---------- Dataset entries ----------
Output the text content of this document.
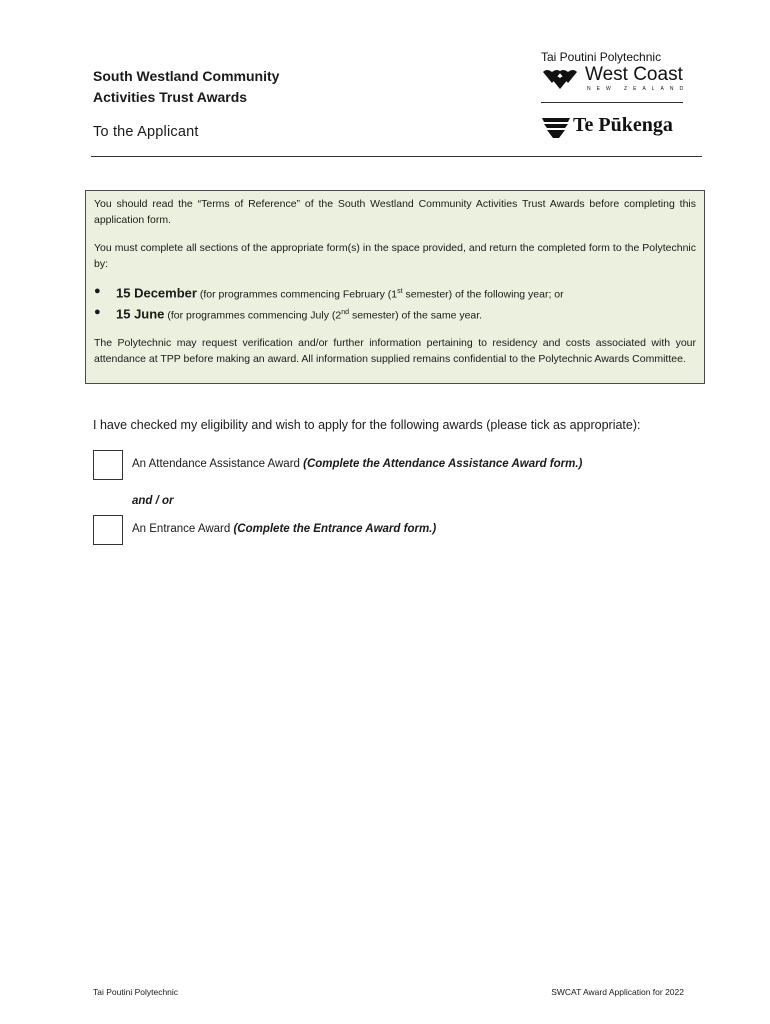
South Westland Community
Activities Trust Awards
To the Applicant
Tai Poutini Polytechnic
West Coast
NEW ZEALAND
Te Pūkenga

You should read the “Terms of Reference” of the South Westland Community Activities Trust Awards before completing this application form.

You must complete all sections of the appropriate form(s) in the space provided, and return the completed form to the Polytechnic by:

● 15 December (for programmes commencing February (1st semester) of the following year; or
● 15 June (for programmes commencing July (2nd semester) of the same year.

The Polytechnic may request verification and/or further information pertaining to residency and costs associated with your attendance at TPP before making an award. All information supplied remains confidential to the Polytechnic Awards Committee.

I have checked my eligibility and wish to apply for the following awards (please tick as appropriate):
An Attendance Assistance Award (Complete the Attendance Assistance Award form.)
and / or
An Entrance Award (Complete the Entrance Award form.)
Tai Poutini Polytechnic	SWCAT Award Application for 2022
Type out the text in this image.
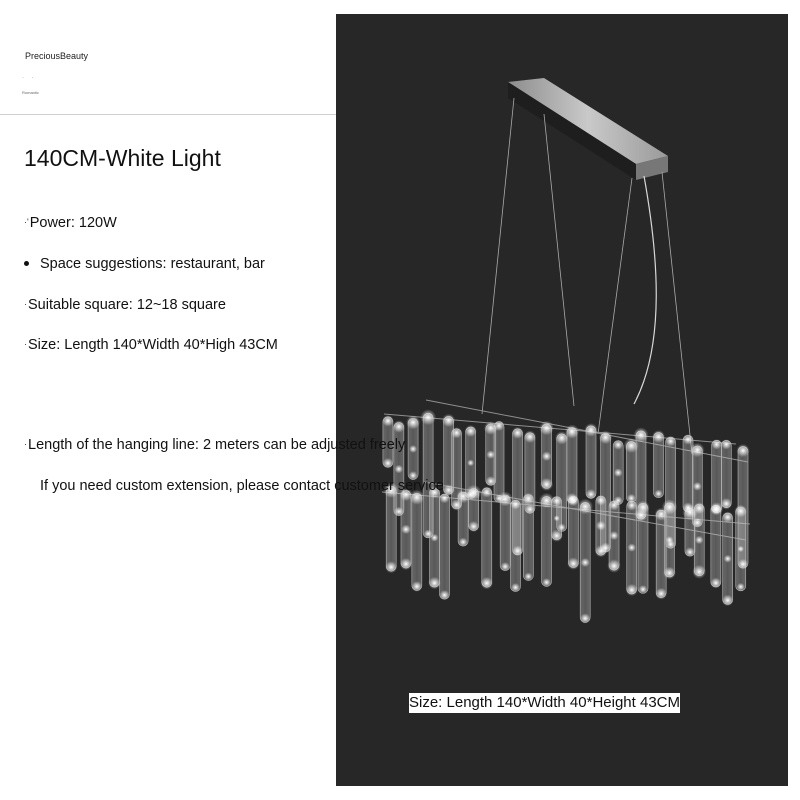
PreciousBeauty
· ·
Romantic
Size: Length 140*Width 40*Height 43CM
140CM-White Light
·'Power: 120W
Space suggestions: restaurant, bar
·Suitable square: 12~18 square
·Size: Length 140*Width 40*High 43CM
·Length of the hanging line: 2 meters can be adjusted freely
If you need custom extension, please contact customer service
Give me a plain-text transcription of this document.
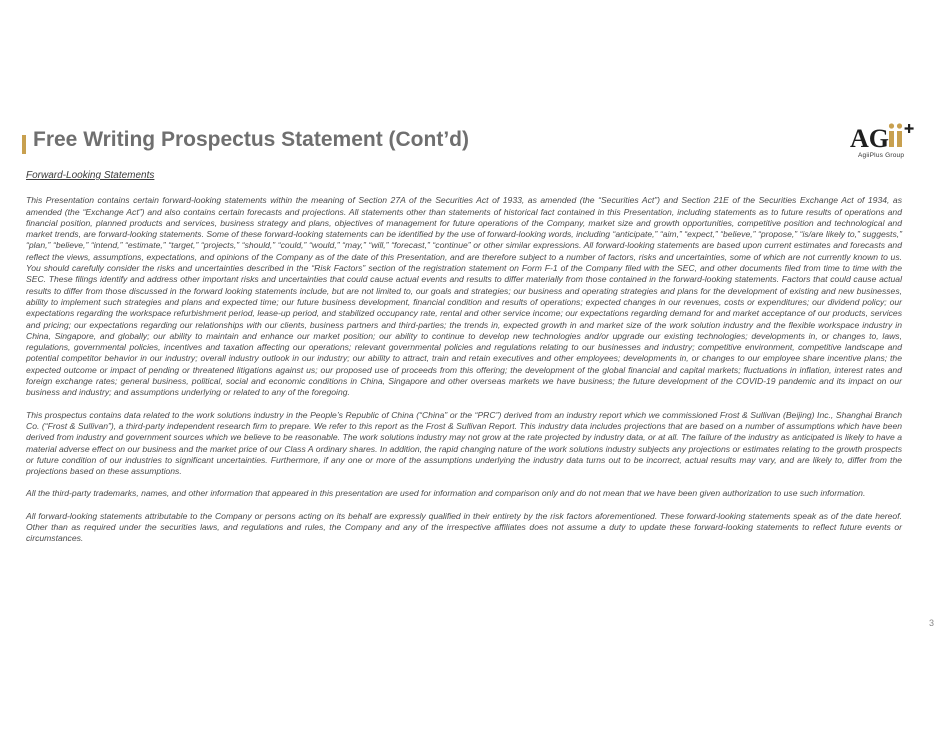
Free Writing Prospectus Statement (Cont’d)	AG
AgiiPlus Group
Forward-Looking Statements

This Presentation contains certain forward-looking statements within the meaning of Section 27A of the Securities Act of 1933, as amended (the “Securities Act”) and Section 21E of the Securities Exchange Act of 1934, as amended (the “Exchange Act”) and also contains certain forecasts and projections. All statements other than statements of historical fact contained in this Presentation, including statements as to future results of operations and financial position, planned products and services, business strategy and plans, objectives of management for future operations of the Company, market size and growth opportunities, competitive position and technological and market trends, are forward-looking statements. Some of these forward-looking statements can be identified by the use of forward-looking words, including “anticipate,” “aim,” “expect,” “believe,” “propose,” “is/are likely to,” suggests,” “plan,” “believe,” “intend,” “estimate,” “target,” “projects,” “should,” “could,” “would,” “may,” “will,” “forecast,” “continue” or other similar expressions. All forward-looking statements are based upon current estimates and forecasts and reflect the views, assumptions, expectations, and opinions of the Company as of the date of this Presentation, and are therefore subject to a number of factors, risks and uncertainties, some of which are not currently known to us. You should carefully consider the risks and uncertainties described in the “Risk Factors” section of the registration statement on Form F-1 of the Company filed with the SEC, and other documents filed from time to time with the SEC. These filings identify and address other important risks and uncertainties that could cause actual events and results to differ materially from those contained in the forward-looking statements. Factors that could cause actual results to differ from those discussed in the forward looking statements include, but are not limited to, our goals and strategies; our business and operating strategies and plans for the development of existing and new businesses, ability to implement such strategies and plans and expected time; our future business development, financial condition and results of operations; expected changes in our revenues, costs or expenditures; our dividend policy; our expectations regarding the workspace refurbishment period, lease-up period, and stabilized occupancy rate, rental and other service income; our expectations regarding demand for and market acceptance of our products, services and pricing; our expectations regarding our relationships with our clients, business partners and third-parties; the trends in, expected growth in and market size of the work solution industry and the flexible workspace industry in China, Singapore, and globally; our ability to maintain and enhance our market position; our ability to continue to develop new technologies and/or upgrade our existing technologies; developments in, or changes to, laws, regulations, governmental policies, incentives and taxation affecting our operations; relevant governmental policies and regulations relating to our businesses and industry; competitive environment, competitive landscape and potential competitor behavior in our industry; overall industry outlook in our industry; our ability to attract, train and retain executives and other employees; developments in, or changes to our employee share incentive plans; the expected outcome or impact of pending or threatened litigations against us; our proposed use of proceeds from this offering; the development of the global financial and capital markets; fluctuations in inflation, interest rates and foreign exchange rates; general business, political, social and economic conditions in China, Singapore and other overseas markets we have business; the future development of the COVID-19 pandemic and its impact on our business and industry; and assumptions underlying or related to any of the foregoing.

This prospectus contains data related to the work solutions industry in the People’s Republic of China (“China” or the “PRC”) derived from an industry report which we commissioned Frost & Sullivan (Beijing) Inc., Shanghai Branch Co. (“Frost & Sullivan”), a third-party independent research firm to prepare. We refer to this report as the Frost & Sullivan Report. This industry data includes projections that are based on a number of assumptions which have been derived from industry and government sources which we believe to be reasonable. The work solutions industry may not grow at the rate projected by industry data, or at all. The failure of the industry as anticipated is likely to have a material adverse effect on our business and the market price of our Class A ordinary shares. In addition, the rapid changing nature of the work solutions industry subjects any projections or estimates relating to the growth prospects or future condition of our industries to significant uncertainties. Furthermore, if any one or more of the assumptions underlying the industry data turns out to be incorrect, actual results may vary, and are likely to, differ from the projections based on these assumptions.

All the third-party trademarks, names, and other information that appeared in this presentation are used for information and comparison only and do not mean that we have been given authorization to use such information.

All forward-looking statements attributable to the Company or persons acting on its behalf are expressly qualified in their entirety by the risk factors aforementioned. These forward-looking statements speak as of the date hereof. Other than as required under the securities laws, and regulations and rules, the Company and any of the irrespective affiliates does not assume a duty to update these forward-looking statements to reflect future events or circumstances.

3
----------
Out of the material above, select every line that holds the string "semester".

• _Expected output_:
● 15 December (for programmes commencing February (1st semester) of the following year; or
● 15 June (for programmes commencing July (2nd semester) of the same year.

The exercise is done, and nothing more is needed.